Requirement >>
Copy out each line of the material in which the word "Homalonotus" appears.

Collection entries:
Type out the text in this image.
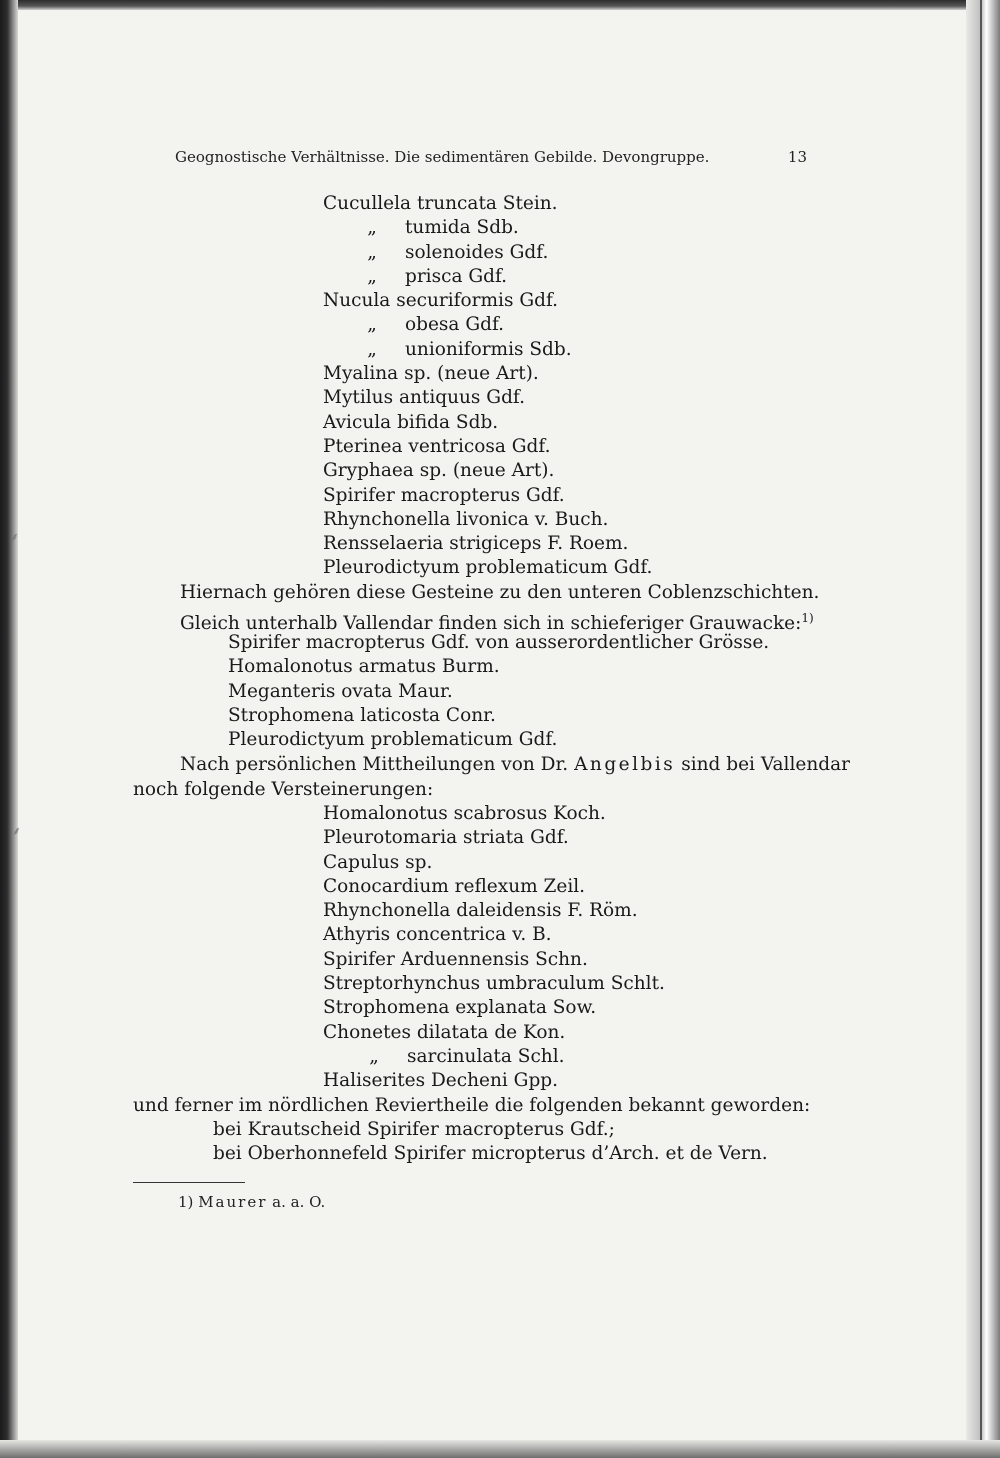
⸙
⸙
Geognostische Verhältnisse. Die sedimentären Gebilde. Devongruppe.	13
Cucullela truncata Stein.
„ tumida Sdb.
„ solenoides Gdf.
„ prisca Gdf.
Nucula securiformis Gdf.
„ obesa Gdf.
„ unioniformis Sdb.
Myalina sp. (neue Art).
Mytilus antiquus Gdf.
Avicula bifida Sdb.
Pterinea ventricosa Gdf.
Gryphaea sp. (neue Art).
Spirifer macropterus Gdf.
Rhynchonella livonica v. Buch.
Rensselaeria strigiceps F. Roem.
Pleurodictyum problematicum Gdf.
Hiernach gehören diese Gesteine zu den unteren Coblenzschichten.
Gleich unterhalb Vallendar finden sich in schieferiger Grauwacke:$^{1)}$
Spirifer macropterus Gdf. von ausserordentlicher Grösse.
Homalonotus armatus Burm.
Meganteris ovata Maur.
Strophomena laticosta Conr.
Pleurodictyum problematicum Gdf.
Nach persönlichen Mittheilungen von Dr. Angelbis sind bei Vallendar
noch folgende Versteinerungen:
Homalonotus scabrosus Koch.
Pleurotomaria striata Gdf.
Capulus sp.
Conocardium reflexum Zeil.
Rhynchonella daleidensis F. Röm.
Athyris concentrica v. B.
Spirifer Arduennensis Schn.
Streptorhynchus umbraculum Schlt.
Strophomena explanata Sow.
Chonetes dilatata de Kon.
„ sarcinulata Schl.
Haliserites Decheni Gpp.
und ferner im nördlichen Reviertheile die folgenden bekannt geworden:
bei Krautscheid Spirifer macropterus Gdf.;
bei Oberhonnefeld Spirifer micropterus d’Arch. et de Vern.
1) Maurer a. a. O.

Task result >>
Homalonotus armatus Burm.
Homalonotus scabrosus Koch.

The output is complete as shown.